## GIVEN EXERCISE
Using the data below, gather each line that includes the word "price".

## DATA SUPPLIED
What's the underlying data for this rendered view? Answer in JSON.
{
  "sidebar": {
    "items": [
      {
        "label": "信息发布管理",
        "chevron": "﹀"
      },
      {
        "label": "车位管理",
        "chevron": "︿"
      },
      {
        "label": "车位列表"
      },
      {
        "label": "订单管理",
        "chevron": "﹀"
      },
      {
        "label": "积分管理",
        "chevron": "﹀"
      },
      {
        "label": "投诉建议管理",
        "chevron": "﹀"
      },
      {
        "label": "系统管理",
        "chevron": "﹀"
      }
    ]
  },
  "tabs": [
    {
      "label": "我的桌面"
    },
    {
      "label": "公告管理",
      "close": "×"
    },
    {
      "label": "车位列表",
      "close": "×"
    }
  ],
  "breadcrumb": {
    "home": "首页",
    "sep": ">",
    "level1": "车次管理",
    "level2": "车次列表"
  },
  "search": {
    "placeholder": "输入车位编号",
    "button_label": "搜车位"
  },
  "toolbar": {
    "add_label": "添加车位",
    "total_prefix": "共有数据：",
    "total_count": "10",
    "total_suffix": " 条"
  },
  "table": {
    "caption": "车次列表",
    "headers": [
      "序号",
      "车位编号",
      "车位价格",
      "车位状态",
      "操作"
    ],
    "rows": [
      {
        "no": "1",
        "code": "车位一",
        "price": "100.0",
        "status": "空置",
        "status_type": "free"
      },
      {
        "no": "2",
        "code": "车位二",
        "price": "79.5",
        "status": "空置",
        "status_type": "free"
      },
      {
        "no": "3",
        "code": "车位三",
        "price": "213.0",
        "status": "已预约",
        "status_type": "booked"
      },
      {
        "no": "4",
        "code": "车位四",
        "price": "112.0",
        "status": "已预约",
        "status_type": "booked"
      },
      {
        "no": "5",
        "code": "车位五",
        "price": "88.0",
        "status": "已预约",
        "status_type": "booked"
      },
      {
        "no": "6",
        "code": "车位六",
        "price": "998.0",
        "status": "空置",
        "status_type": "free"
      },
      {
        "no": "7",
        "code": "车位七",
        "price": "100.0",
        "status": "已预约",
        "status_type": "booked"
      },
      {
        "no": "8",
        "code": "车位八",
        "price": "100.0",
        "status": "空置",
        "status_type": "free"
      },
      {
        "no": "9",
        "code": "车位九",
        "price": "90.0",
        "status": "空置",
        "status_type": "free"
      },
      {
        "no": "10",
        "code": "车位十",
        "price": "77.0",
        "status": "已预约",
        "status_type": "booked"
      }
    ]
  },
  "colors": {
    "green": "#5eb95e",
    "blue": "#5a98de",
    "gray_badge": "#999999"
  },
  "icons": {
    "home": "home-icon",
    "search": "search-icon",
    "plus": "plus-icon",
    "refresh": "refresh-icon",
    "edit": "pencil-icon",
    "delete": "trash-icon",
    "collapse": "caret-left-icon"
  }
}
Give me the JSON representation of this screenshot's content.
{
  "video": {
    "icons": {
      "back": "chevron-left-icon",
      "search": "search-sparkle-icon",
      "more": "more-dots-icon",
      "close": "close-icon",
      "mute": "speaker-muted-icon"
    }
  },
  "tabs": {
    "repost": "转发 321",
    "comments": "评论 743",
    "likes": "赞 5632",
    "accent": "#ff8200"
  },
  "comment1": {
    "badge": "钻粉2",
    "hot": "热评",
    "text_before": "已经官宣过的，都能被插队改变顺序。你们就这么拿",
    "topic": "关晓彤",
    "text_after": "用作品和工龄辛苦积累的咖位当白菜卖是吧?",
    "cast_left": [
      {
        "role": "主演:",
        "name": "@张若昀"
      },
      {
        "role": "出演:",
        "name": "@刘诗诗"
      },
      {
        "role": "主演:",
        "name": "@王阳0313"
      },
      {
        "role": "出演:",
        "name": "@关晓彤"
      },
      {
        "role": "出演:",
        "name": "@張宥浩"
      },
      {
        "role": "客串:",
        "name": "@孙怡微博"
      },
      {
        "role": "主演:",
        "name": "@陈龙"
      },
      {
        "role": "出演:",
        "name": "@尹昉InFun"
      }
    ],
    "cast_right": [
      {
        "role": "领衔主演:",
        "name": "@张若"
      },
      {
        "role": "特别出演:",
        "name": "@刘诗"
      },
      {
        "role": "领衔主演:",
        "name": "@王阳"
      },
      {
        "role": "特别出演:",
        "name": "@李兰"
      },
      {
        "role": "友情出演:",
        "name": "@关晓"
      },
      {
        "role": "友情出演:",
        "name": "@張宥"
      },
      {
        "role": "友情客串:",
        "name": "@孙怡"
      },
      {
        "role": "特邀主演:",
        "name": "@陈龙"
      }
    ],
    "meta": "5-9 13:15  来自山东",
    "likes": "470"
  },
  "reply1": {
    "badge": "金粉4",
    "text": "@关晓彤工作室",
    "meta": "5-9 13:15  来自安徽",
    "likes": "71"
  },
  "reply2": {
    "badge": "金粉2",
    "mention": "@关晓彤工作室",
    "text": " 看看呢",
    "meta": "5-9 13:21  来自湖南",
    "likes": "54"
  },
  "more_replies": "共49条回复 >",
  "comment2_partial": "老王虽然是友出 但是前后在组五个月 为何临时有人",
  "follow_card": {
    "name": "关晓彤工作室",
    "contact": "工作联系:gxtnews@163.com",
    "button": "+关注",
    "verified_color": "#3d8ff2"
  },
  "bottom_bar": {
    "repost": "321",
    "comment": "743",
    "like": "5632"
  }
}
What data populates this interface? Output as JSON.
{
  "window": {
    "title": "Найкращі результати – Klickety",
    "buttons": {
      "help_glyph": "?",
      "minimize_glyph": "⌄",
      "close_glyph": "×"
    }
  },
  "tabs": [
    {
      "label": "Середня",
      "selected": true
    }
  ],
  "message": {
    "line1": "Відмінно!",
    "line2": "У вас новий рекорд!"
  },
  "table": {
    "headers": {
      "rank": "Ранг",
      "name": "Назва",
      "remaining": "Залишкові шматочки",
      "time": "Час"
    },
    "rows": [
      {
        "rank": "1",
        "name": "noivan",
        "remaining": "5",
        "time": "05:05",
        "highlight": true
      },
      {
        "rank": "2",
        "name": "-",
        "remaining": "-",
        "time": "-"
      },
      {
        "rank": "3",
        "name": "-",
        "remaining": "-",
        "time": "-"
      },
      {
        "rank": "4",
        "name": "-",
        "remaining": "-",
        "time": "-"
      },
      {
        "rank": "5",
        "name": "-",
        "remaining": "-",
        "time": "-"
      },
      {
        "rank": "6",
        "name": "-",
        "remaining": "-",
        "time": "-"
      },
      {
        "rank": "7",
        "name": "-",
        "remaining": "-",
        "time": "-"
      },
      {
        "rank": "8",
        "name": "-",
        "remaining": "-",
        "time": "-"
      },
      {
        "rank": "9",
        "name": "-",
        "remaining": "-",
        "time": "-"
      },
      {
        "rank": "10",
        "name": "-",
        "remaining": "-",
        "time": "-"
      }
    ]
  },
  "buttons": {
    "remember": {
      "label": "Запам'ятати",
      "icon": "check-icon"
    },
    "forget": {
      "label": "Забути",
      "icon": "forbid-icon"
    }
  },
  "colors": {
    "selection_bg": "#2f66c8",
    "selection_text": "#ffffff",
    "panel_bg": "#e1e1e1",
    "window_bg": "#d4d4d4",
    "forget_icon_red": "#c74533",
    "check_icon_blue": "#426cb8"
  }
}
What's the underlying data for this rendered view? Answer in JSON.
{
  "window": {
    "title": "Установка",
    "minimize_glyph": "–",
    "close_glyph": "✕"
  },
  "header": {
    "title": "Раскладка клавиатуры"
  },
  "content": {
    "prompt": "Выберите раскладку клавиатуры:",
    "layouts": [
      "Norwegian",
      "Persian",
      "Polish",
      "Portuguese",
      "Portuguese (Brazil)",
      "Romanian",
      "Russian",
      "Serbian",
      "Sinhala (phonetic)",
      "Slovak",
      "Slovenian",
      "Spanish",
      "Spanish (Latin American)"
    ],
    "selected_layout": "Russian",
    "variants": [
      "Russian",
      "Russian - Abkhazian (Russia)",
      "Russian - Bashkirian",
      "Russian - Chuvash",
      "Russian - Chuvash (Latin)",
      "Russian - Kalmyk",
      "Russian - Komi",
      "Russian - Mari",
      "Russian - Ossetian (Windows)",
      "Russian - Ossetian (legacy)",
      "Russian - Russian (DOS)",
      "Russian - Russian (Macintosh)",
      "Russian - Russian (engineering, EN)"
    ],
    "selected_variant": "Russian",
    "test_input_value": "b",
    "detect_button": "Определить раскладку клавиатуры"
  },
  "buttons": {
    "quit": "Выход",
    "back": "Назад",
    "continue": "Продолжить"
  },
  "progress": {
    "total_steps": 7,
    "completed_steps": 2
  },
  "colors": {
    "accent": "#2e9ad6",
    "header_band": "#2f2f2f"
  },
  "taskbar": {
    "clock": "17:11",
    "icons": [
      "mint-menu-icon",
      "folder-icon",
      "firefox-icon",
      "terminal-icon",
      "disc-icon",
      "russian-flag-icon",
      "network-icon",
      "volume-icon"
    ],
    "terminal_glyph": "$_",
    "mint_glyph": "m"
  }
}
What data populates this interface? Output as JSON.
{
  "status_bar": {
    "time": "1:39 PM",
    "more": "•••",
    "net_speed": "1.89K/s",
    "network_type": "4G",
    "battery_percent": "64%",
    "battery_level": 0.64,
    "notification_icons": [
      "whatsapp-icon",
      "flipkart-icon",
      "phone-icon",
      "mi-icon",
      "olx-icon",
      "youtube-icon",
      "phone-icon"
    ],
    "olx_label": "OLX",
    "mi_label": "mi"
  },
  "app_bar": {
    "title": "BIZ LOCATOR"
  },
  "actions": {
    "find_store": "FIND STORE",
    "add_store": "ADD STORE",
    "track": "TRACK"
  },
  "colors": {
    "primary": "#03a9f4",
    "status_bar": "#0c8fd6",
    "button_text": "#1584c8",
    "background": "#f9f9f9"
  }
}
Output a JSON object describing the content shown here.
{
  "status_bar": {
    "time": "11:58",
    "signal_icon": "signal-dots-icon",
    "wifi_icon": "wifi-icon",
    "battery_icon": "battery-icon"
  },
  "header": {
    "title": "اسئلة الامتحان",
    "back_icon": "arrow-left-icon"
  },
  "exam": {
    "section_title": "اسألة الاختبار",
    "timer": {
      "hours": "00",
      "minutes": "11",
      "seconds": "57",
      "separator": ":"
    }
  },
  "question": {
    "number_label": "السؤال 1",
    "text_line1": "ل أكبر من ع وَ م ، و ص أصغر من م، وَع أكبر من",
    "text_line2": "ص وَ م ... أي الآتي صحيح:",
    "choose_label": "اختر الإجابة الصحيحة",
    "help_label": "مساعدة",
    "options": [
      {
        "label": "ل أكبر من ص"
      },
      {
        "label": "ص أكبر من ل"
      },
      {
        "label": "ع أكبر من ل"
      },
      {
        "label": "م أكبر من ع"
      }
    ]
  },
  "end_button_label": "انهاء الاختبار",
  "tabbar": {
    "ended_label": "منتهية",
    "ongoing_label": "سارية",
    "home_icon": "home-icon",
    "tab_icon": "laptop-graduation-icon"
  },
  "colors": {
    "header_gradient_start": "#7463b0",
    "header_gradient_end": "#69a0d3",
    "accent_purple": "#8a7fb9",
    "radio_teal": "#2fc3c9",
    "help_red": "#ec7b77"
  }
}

## ANSWER BELOW
        "price": "100.0",
        "price": "79.5",
        "price": "213.0",
        "price": "112.0",
        "price": "88.0",
        "price": "998.0",
        "price": "100.0",
        "price": "100.0",
        "price": "90.0",
        "price": "77.0",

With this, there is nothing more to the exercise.